» LISTED ENTRIES:
((

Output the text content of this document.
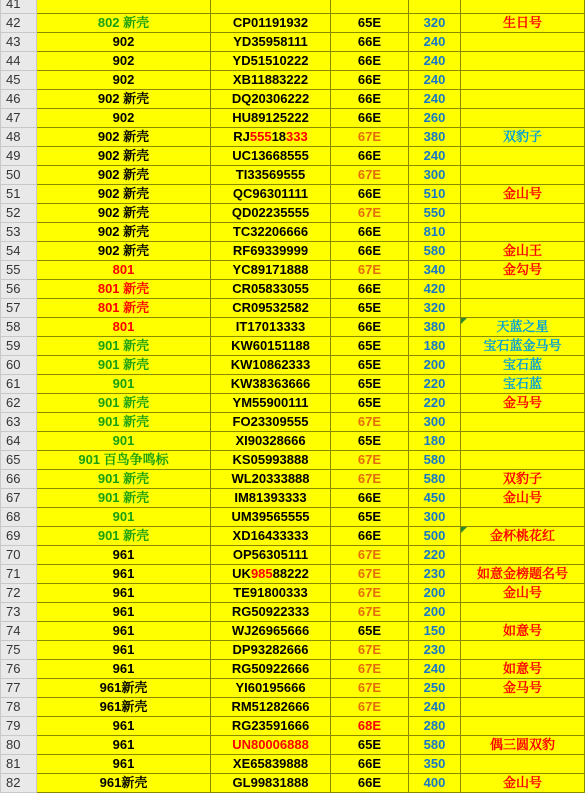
41					
42	802 新壳	CP01191932	65E	320	生日号
43	902	YD35958111	66E	240	
44	902	YD51510222	66E	240	
45	902	XB11883222	66E	240	
46	902 新壳	DQ20306222	66E	240	
47	902	HU89125222	66E	260	
48	902 新壳	RJ55518333	67E	380	双豹子
49	902 新壳	UC13668555	66E	240	
50	902 新壳	TI33569555	67E	300	
51	902 新壳	QC96301111	66E	510	金山号
52	902 新壳	QD02235555	67E	550	
53	902 新壳	TC32206666	66E	810	
54	902 新壳	RF69339999	66E	580	金山王
55	801	YC89171888	67E	340	金勾号
56	801 新壳	CR05833055	66E	420	
57	801 新壳	CR09532582	65E	320	
58	801	IT17013333	66E	380	天蓝之星
59	901 新壳	KW60151188	65E	180	宝石蓝金马号
60	901 新壳	KW10862333	65E	200	宝石蓝
61	901	KW38363666	65E	220	宝石蓝
62	901 新壳	YM55900111	65E	220	金马号
63	901 新壳	FO23309555	67E	300	
64	901	XI90328666	65E	180	
65	901 百鸟争鸣标	KS05993888	67E	580	
66	901 新壳	WL20333888	67E	580	双豹子
67	901 新壳	IM81393333	66E	450	金山号
68	901	UM39565555	65E	300	
69	901 新壳	XD16433333	66E	500	金杯桃花红
70	961	OP56305111	67E	220	
71	961	UK98588222	67E	230	如意金榜题名号
72	961	TE91800333	67E	200	金山号
73	961	RG50922333	67E	200	
74	961	WJ26965666	65E	150	如意号
75	961	DP93282666	67E	230	
76	961	RG50922666	67E	240	如意号
77	961新壳	YI60195666	67E	250	金马号
78	961新壳	RM51282666	67E	240	
79	961	RG23591666	68E	280	
80	961	UN80006888	65E	580	偶三圆双豹
81	961	XE65839888	66E	350	
82	961新壳	GL99831888	66E	400	金山号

))

» REQUIRED WORK:
Retype the records exactly. Any image in them should not appear in what you write.

» ANSWER FOR THE TASK:
Output the text content of this document.
41					
42	802 新壳	CP01191932	65E	320	生日号
43	902	YD35958111	66E	240	
44	902	YD51510222	66E	240	
45	902	XB11883222	66E	240	
46	902 新壳	DQ20306222	66E	240	
47	902	HU89125222	66E	260	
48	902 新壳	RJ55518333	67E	380	双豹子
49	902 新壳	UC13668555	66E	240	
50	902 新壳	TI33569555	67E	300	
51	902 新壳	QC96301111	66E	510	金山号
52	902 新壳	QD02235555	67E	550	
53	902 新壳	TC32206666	66E	810	
54	902 新壳	RF69339999	66E	580	金山王
55	801	YC89171888	67E	340	金勾号
56	801 新壳	CR05833055	66E	420	
57	801 新壳	CR09532582	65E	320	
58	801	IT17013333	66E	380	天蓝之星
59	901 新壳	KW60151188	65E	180	宝石蓝金马号
60	901 新壳	KW10862333	65E	200	宝石蓝
61	901	KW38363666	65E	220	宝石蓝
62	901 新壳	YM55900111	65E	220	金马号
63	901 新壳	FO23309555	67E	300	
64	901	XI90328666	65E	180	
65	901 百鸟争鸣标	KS05993888	67E	580	
66	901 新壳	WL20333888	67E	580	双豹子
67	901 新壳	IM81393333	66E	450	金山号
68	901	UM39565555	65E	300	
69	901 新壳	XD16433333	66E	500	金杯桃花红
70	961	OP56305111	67E	220	
71	961	UK98588222	67E	230	如意金榜题名号
72	961	TE91800333	67E	200	金山号
73	961	RG50922333	67E	200	
74	961	WJ26965666	65E	150	如意号
75	961	DP93282666	67E	230	
76	961	RG50922666	67E	240	如意号
77	961新壳	YI60195666	67E	250	金马号
78	961新壳	RM51282666	67E	240	
79	961	RG23591666	68E	280	
80	961	UN80006888	65E	580	偶三圆双豹
81	961	XE65839888	66E	350	
82	961新壳	GL99831888	66E	400	金山号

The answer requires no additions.